Items from a dataset
━━━━━━━━

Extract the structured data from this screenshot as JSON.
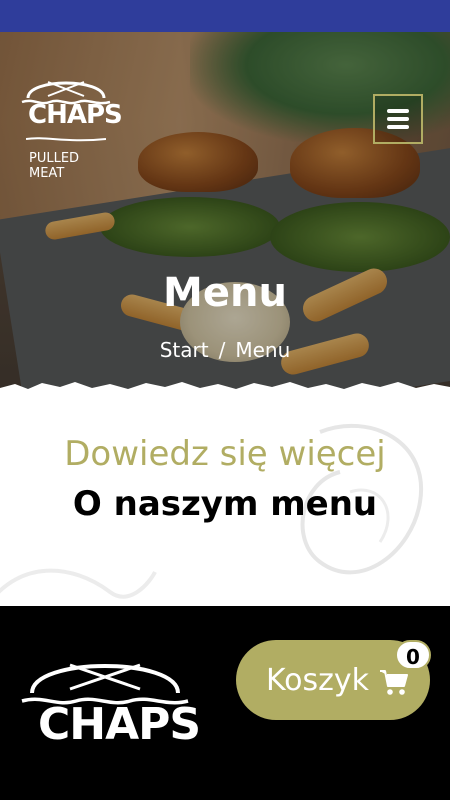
{
  "colors": {
    "accent": "#b1ad63",
    "status_bar": "#2f3d9b",
    "footer_bg": "#000000"
  },
  "header": {
    "logo": {
      "wordmark": "CHAPS",
      "tagline": "PULLED MEAT"
    },
    "menu_toggle_icon": "hamburger-icon"
  },
  "hero": {
    "title": "Menu",
    "breadcrumb": {
      "home": "Start",
      "separator": "/",
      "current": "Menu"
    }
  },
  "info": {
    "kicker": "Dowiedz się więcej",
    "heading": "O naszym menu"
  },
  "footer": {
    "logo": {
      "wordmark": "CHAPS"
    },
    "cart": {
      "label": "Koszyk",
      "count": "0",
      "icon": "cart-icon"
    }
  }
}
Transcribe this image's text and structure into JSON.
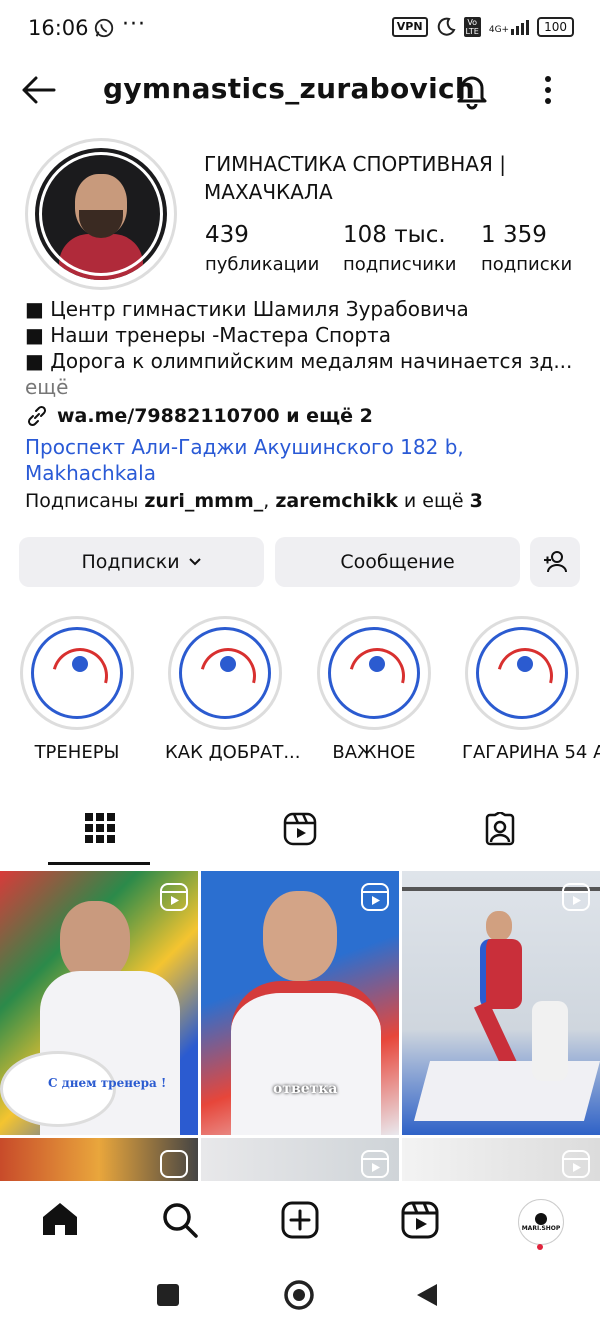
{
  "status_bar": {
    "time": "16:06",
    "dots": "···",
    "vpn": "VPN",
    "lte_top": "Vo",
    "lte_bottom": "LTE",
    "network": "4G+",
    "battery": "100"
  },
  "header": {
    "username": "gymnastics_zurabovich"
  },
  "profile": {
    "name": "ГИМНАСТИКА СПОРТИВНАЯ | МАХАЧКАЛА",
    "stats": [
      {
        "value": "439",
        "label": "публикации"
      },
      {
        "value": "108 тыс.",
        "label": "подписчики"
      },
      {
        "value": "1 359",
        "label": "подписки"
      }
    ],
    "bio_lines": [
      "■ Центр гимнастики Шамиля Зурабовича",
      "■ Наши тренеры -Мастера Спорта",
      "■ Дорога к олимпийским медалям начинается зд..."
    ],
    "bio_more": "ещё",
    "link": "wa.me/79882110700 и ещё 2",
    "address": "Проспект Али-Гаджи Акушинского 182 b, Makhachkala",
    "followed_prefix": "Подписаны ",
    "followed_user1": "zuri_mmm_",
    "followed_sep": ", ",
    "followed_user2": "zaremchikk",
    "followed_mid": " и ещё ",
    "followed_count": "3"
  },
  "actions": {
    "subscriptions": "Подписки",
    "message": "Сообщение"
  },
  "highlights": [
    {
      "label": "ТРЕНЕРЫ"
    },
    {
      "label": "КАК ДОБРАТ..."
    },
    {
      "label": "ВАЖНОЕ"
    },
    {
      "label": "ГАГАРИНА 54 А"
    }
  ],
  "posts": [
    {
      "caption": "С днем тренера !"
    },
    {
      "caption": "ответка"
    },
    {
      "caption": ""
    }
  ],
  "bottom_nav": {
    "profile_label": "MARI.SHOP"
  },
  "colors": {
    "link_blue": "#2a5ad6",
    "button_bg": "#efeff2",
    "notification_dot": "#e0243c"
  }
}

━━━━━━━━

→ STATED EXERCISE
Transcribe the material as is, with images omitted.

→ PROBLEM SOLUTION
Extract the structured data from this screenshot as JSON.
{
  "colors": {
    "accent": "#b1ad63",
    "status_bar": "#2f3d9b",
    "footer_bg": "#000000"
  },
  "header": {
    "logo": {
      "wordmark": "CHAPS",
      "tagline": "PULLED MEAT"
    },
    "menu_toggle_icon": "hamburger-icon"
  },
  "hero": {
    "title": "Menu",
    "breadcrumb": {
      "home": "Start",
      "separator": "/",
      "current": "Menu"
    }
  },
  "info": {
    "kicker": "Dowiedz się więcej",
    "heading": "O naszym menu"
  },
  "footer": {
    "logo": {
      "wordmark": "CHAPS"
    },
    "cart": {
      "label": "Koszyk",
      "count": "0",
      "icon": "cart-icon"
    }
  }
}
Transcribe this image's text and structure into JSON.
{
  "status_bar": {
    "time": "16:06",
    "dots": "···",
    "vpn": "VPN",
    "lte_top": "Vo",
    "lte_bottom": "LTE",
    "network": "4G+",
    "battery": "100"
  },
  "header": {
    "username": "gymnastics_zurabovich"
  },
  "profile": {
    "name": "ГИМНАСТИКА СПОРТИВНАЯ | МАХАЧКАЛА",
    "stats": [
      {
        "value": "439",
        "label": "публикации"
      },
      {
        "value": "108 тыс.",
        "label": "подписчики"
      },
      {
        "value": "1 359",
        "label": "подписки"
      }
    ],
    "bio_lines": [
      "■ Центр гимнастики Шамиля Зурабовича",
      "■ Наши тренеры -Мастера Спорта",
      "■ Дорога к олимпийским медалям начинается зд..."
    ],
    "bio_more": "ещё",
    "link": "wa.me/79882110700 и ещё 2",
    "address": "Проспект Али-Гаджи Акушинского 182 b, Makhachkala",
    "followed_prefix": "Подписаны ",
    "followed_user1": "zuri_mmm_",
    "followed_sep": ", ",
    "followed_user2": "zaremchikk",
    "followed_mid": " и ещё ",
    "followed_count": "3"
  },
  "actions": {
    "subscriptions": "Подписки",
    "message": "Сообщение"
  },
  "highlights": [
    {
      "label": "ТРЕНЕРЫ"
    },
    {
      "label": "КАК ДОБРАТ..."
    },
    {
      "label": "ВАЖНОЕ"
    },
    {
      "label": "ГАГАРИНА 54 А"
    }
  ],
  "posts": [
    {
      "caption": "С днем тренера !"
    },
    {
      "caption": "ответка"
    },
    {
      "caption": ""
    }
  ],
  "bottom_nav": {
    "profile_label": "MARI.SHOP"
  },
  "colors": {
    "link_blue": "#2a5ad6",
    "button_bg": "#efeff2",
    "notification_dot": "#e0243c"
  }
}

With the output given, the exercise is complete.